> [EXERCISE TASK] Every entry that follows should be repeated exactly; drop the images.

> [STORED DATA]
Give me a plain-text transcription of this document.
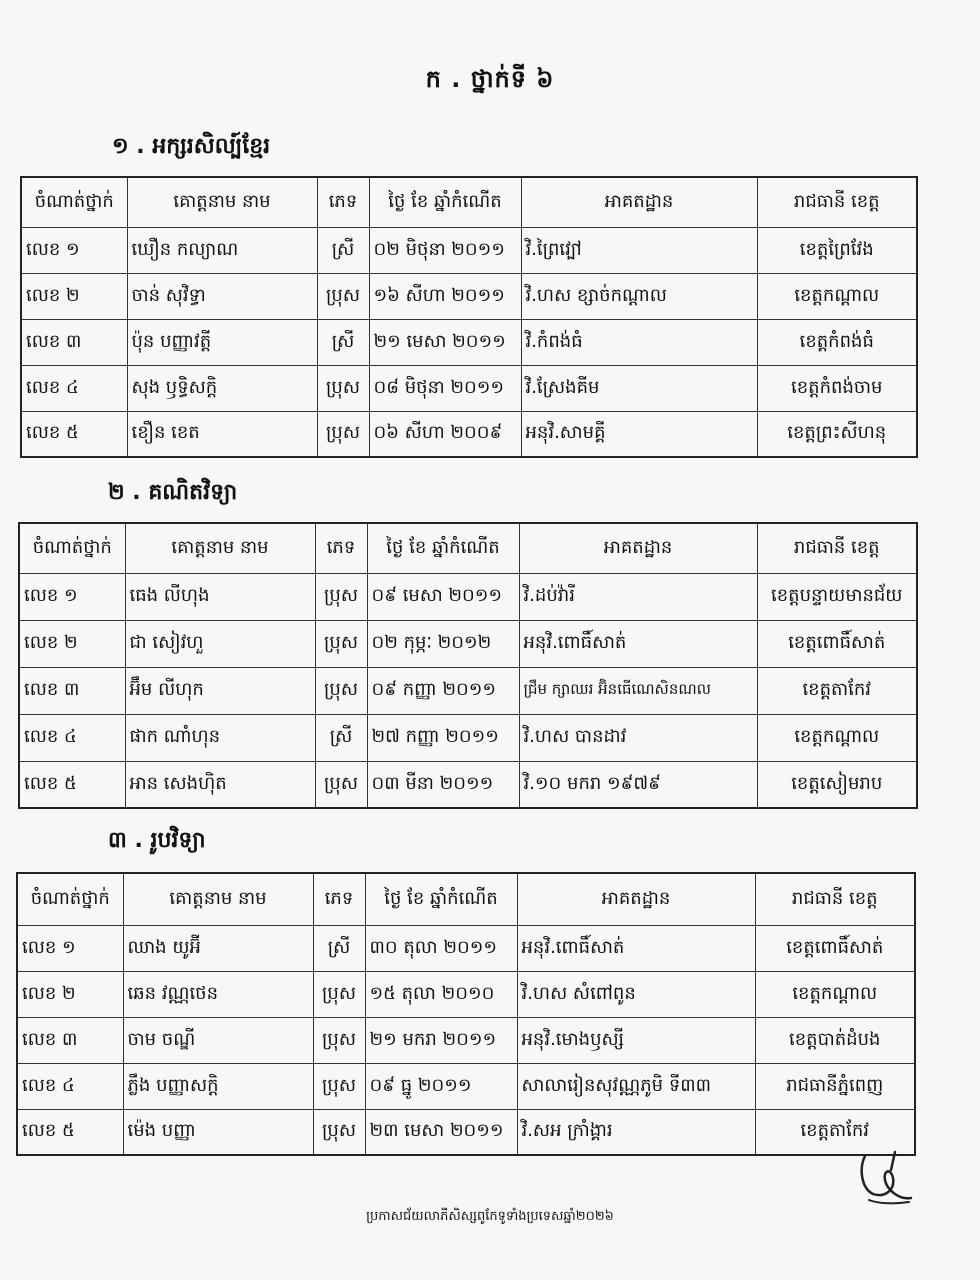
ក . ថ្នាក់ទី ៦
១ . អក្សរសិល្ប៍ខ្មែរ
ចំណាត់ថ្នាក់	គោត្តនាម នាម	ភេទ	ថ្ងៃ ខែ ឆ្នាំកំណើត	អាគតដ្ឋាន	រាជធានី ខេត្ត
លេខ ១	ឃឿន កល្យាណ	ស្រី	០២ មិថុនា ២០១១	វិ.ព្រៃវ្បៅ	ខេត្តព្រៃវែង
លេខ ២	ចាន់ សុវិទ្ធា	ប្រុស	១៦ សីហា ២០១១	វិ.ហស ខ្សាច់កណ្តាល	ខេត្តកណ្តាល
លេខ ៣	ប៉ុន បញ្ញាវត្តី	ស្រី	២១ មេសា ២០១១	វិ.កំពង់ធំ	ខេត្តកំពង់ធំ
លេខ ៤	សុង ឫទ្ធិសក្តិ	ប្រុស	០៨ មិថុនា ២០១១	វិ.ស្រែងគីម	ខេត្តកំពង់ចាម
លេខ ៥	ខឿន ខេត	ប្រុស	០៦ សីហា ២០០៩	អនុវិ.សាមគ្គី	ខេត្តព្រះសីហនុ
២ . គណិតវិទ្យា
ចំណាត់ថ្នាក់	គោត្តនាម នាម	ភេទ	ថ្ងៃ ខែ ឆ្នាំកំណើត	អាគតដ្ឋាន	រាជធានី ខេត្ត
លេខ ១	ធេង លីហុង	ប្រុស	០៩ មេសា ២០១១	វិ.ដប់វ៉ារី	ខេត្តបន្ទាយមានជ័យ
លេខ ២	ជា សៀវហួ	ប្រុស	០២ កុម្ភៈ ២០១២	អនុវិ.ពោធិ៍សាត់	ខេត្តពោធិ៍សាត់
លេខ ៣	អ៊ឹម លីហុក	ប្រុស	០៩ កញ្ញា ២០១១	ជ្រឹម ក្សាឈរ អ៊ិនធើណេសិនណល	ខេត្តតាកែវ
លេខ ៤	ផាក ណាំហុន	ស្រី	២៧ កញ្ញា ២០១១	វិ.ហស បានដាវ	ខេត្តកណ្តាល
លេខ ៥	អាន សេងហ៊ិត	ប្រុស	០៣ មីនា ២០១១	វិ.១០ មករា ១៩៧៩	ខេត្តសៀមរាប
៣ . រូបវិទ្យា
ចំណាត់ថ្នាក់	គោត្តនាម នាម	ភេទ	ថ្ងៃ ខែ ឆ្នាំកំណើត	អាគតដ្ឋាន	រាជធានី ខេត្ត
លេខ ១	ឈាង យូអ៊ី	ស្រី	៣០ តុលា ២០១១	អនុវិ.ពោធិ៍សាត់	ខេត្តពោធិ៍សាត់
លេខ ២	ឆេន វណ្ណថេន	ប្រុស	១៥ តុលា ២០១០	វិ.ហស សំពៅពូន	ខេត្តកណ្តាល
លេខ ៣	ចាម ចណ្ឌី	ប្រុស	២១ មករា ២០១១	អនុវិ.មោងឫស្សី	ខេត្តបាត់ដំបង
លេខ ៤	ភ្លឹង បញ្ញាសក្តិ	ប្រុស	០៩ ធ្នូ ២០១១	សាលារៀនសុវណ្ណភូមិ ទី៣៣	រាជធានីភ្នំពេញ
លេខ ៥	ម៉េង បញ្ញា	ប្រុស	២៣ មេសា ២០១១	វិ.សអ ក្រាំង្គារ	ខេត្តតាកែវ
ប្រកាសជ័យលាភីសិស្សពូកែទូទាំងប្រទេសឆ្នាំ២០២៦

> [TASK RESPONSE]
Give me a plain-text transcription of this document.
ក . ថ្នាក់ទី ៦
១ . អក្សរសិល្ប៍ខ្មែរ
ចំណាត់ថ្នាក់	គោត្តនាម នាម	ភេទ	ថ្ងៃ ខែ ឆ្នាំកំណើត	អាគតដ្ឋាន	រាជធានី ខេត្ត
លេខ ១	ឃឿន កល្យាណ	ស្រី	០២ មិថុនា ២០១១	វិ.ព្រៃវ្បៅ	ខេត្តព្រៃវែង
លេខ ២	ចាន់ សុវិទ្ធា	ប្រុស	១៦ សីហា ២០១១	វិ.ហស ខ្សាច់កណ្តាល	ខេត្តកណ្តាល
លេខ ៣	ប៉ុន បញ្ញាវត្តី	ស្រី	២១ មេសា ២០១១	វិ.កំពង់ធំ	ខេត្តកំពង់ធំ
លេខ ៤	សុង ឫទ្ធិសក្តិ	ប្រុស	០៨ មិថុនា ២០១១	វិ.ស្រែងគីម	ខេត្តកំពង់ចាម
លេខ ៥	ខឿន ខេត	ប្រុស	០៦ សីហា ២០០៩	អនុវិ.សាមគ្គី	ខេត្តព្រះសីហនុ
២ . គណិតវិទ្យា
ចំណាត់ថ្នាក់	គោត្តនាម នាម	ភេទ	ថ្ងៃ ខែ ឆ្នាំកំណើត	អាគតដ្ឋាន	រាជធានី ខេត្ត
លេខ ១	ធេង លីហុង	ប្រុស	០៩ មេសា ២០១១	វិ.ដប់វ៉ារី	ខេត្តបន្ទាយមានជ័យ
លេខ ២	ជា សៀវហួ	ប្រុស	០២ កុម្ភៈ ២០១២	អនុវិ.ពោធិ៍សាត់	ខេត្តពោធិ៍សាត់
លេខ ៣	អ៊ឹម លីហុក	ប្រុស	០៩ កញ្ញា ២០១១	ជ្រឹម ក្សាឈរ អ៊ិនធើណេសិនណល	ខេត្តតាកែវ
លេខ ៤	ផាក ណាំហុន	ស្រី	២៧ កញ្ញា ២០១១	វិ.ហស បានដាវ	ខេត្តកណ្តាល
លេខ ៥	អាន សេងហ៊ិត	ប្រុស	០៣ មីនា ២០១១	វិ.១០ មករា ១៩៧៩	ខេត្តសៀមរាប
៣ . រូបវិទ្យា
ចំណាត់ថ្នាក់	គោត្តនាម នាម	ភេទ	ថ្ងៃ ខែ ឆ្នាំកំណើត	អាគតដ្ឋាន	រាជធានី ខេត្ត
លេខ ១	ឈាង យូអ៊ី	ស្រី	៣០ តុលា ២០១១	អនុវិ.ពោធិ៍សាត់	ខេត្តពោធិ៍សាត់
លេខ ២	ឆេន វណ្ណថេន	ប្រុស	១៥ តុលា ២០១០	វិ.ហស សំពៅពូន	ខេត្តកណ្តាល
លេខ ៣	ចាម ចណ្ឌី	ប្រុស	២១ មករា ២០១១	អនុវិ.មោងឫស្សី	ខេត្តបាត់ដំបង
លេខ ៤	ភ្លឹង បញ្ញាសក្តិ	ប្រុស	០៩ ធ្នូ ២០១១	សាលារៀនសុវណ្ណភូមិ ទី៣៣	រាជធានីភ្នំពេញ
លេខ ៥	ម៉េង បញ្ញា	ប្រុស	២៣ មេសា ២០១១	វិ.សអ ក្រាំង្គារ	ខេត្តតាកែវ
ប្រកាសជ័យលាភីសិស្សពូកែទូទាំងប្រទេសឆ្នាំ២០២៦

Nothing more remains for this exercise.